Set the listing down unchanged, minus every embedded image.
□ □ □ □ □
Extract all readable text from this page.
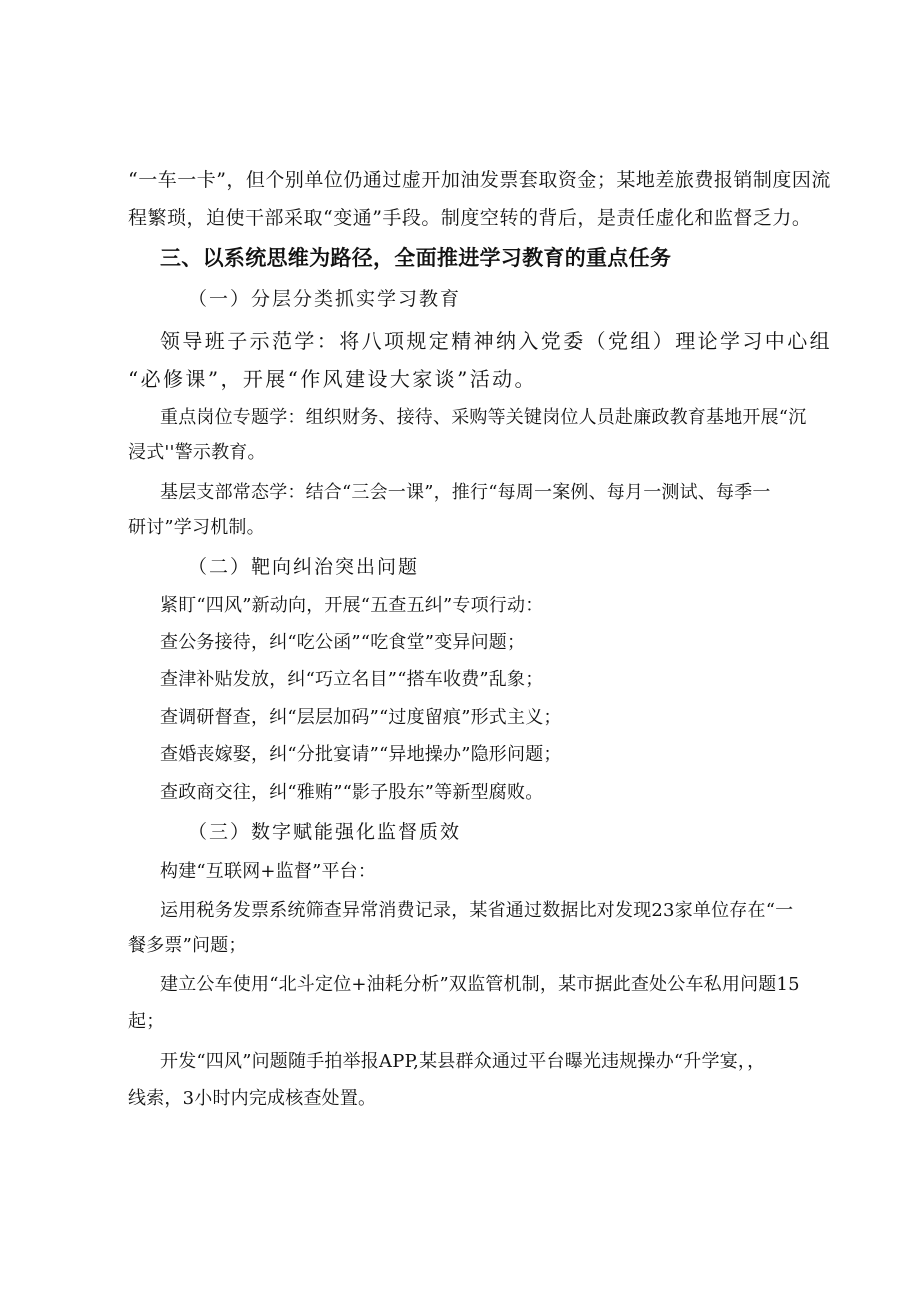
“一车一卡”，但个别单位仍通过虚开加油发票套取资金；某地差旅费报销制度因流
程繁琐，迫使干部采取“变通”手段。制度空转的背后，是责任虚化和监督乏力。
三、以系统思维为路径，全面推进学习教育的重点任务
（一）分层分类抓实学习教育
领导班子示范学：将八项规定精神纳入党委（党组）理论学习中心组
“必修课”，开展“作风建设大家谈”活动。
重点岗位专题学：组织财务、接待、采购等关键岗位人员赴廉政教育基地开展“沉
浸式''警示教育。
基层支部常态学：结合“三会一课”，推行“每周一案例、每月一测试、每季一
研讨”学习机制。
（二）靶向纠治突出问题
紧盯“四风”新动向，开展“五查五纠”专项行动：
查公务接待，纠“吃公函”“吃食堂”变异问题；
查津补贴发放，纠“巧立名目”“搭车收费”乱象；
查调研督查，纠“层层加码”“过度留痕”形式主义；
查婚丧嫁娶，纠“分批宴请”“异地操办”隐形问题；
查政商交往，纠“雅贿”“影子股东”等新型腐败。
（三）数字赋能强化监督质效
构建“互联网+监督”平台：
运用税务发票系统筛查异常消费记录，某省通过数据比对发现23家单位存在“一
餐多票”问题；
建立公车使用“北斗定位+油耗分析”双监管机制，某市据此查处公车私用问题15
起；
开发“四风”问题随手拍举报APP,某县群众通过平台曝光违规操办“升学宴，，
线索，3小时内完成核查处置。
□ □ □ □ □
**IN RESPONSE:**
Extract all readable text from this page.
“一车一卡”，但个别单位仍通过虚开加油发票套取资金；某地差旅费报销制度因流
程繁琐，迫使干部采取“变通”手段。制度空转的背后，是责任虚化和监督乏力。
三、以系统思维为路径，全面推进学习教育的重点任务
（一）分层分类抓实学习教育
领导班子示范学：将八项规定精神纳入党委（党组）理论学习中心组
“必修课”，开展“作风建设大家谈”活动。
重点岗位专题学：组织财务、接待、采购等关键岗位人员赴廉政教育基地开展“沉
浸式''警示教育。
基层支部常态学：结合“三会一课”，推行“每周一案例、每月一测试、每季一
研讨”学习机制。
（二）靶向纠治突出问题
紧盯“四风”新动向，开展“五查五纠”专项行动：
查公务接待，纠“吃公函”“吃食堂”变异问题；
查津补贴发放，纠“巧立名目”“搭车收费”乱象；
查调研督查，纠“层层加码”“过度留痕”形式主义；
查婚丧嫁娶，纠“分批宴请”“异地操办”隐形问题；
查政商交往，纠“雅贿”“影子股东”等新型腐败。
（三）数字赋能强化监督质效
构建“互联网+监督”平台：
运用税务发票系统筛查异常消费记录，某省通过数据比对发现23家单位存在“一
餐多票”问题；
建立公车使用“北斗定位+油耗分析”双监管机制，某市据此查处公车私用问题15
起；
开发“四风”问题随手拍举报APP,某县群众通过平台曝光违规操办“升学宴，，
线索，3小时内完成核查处置。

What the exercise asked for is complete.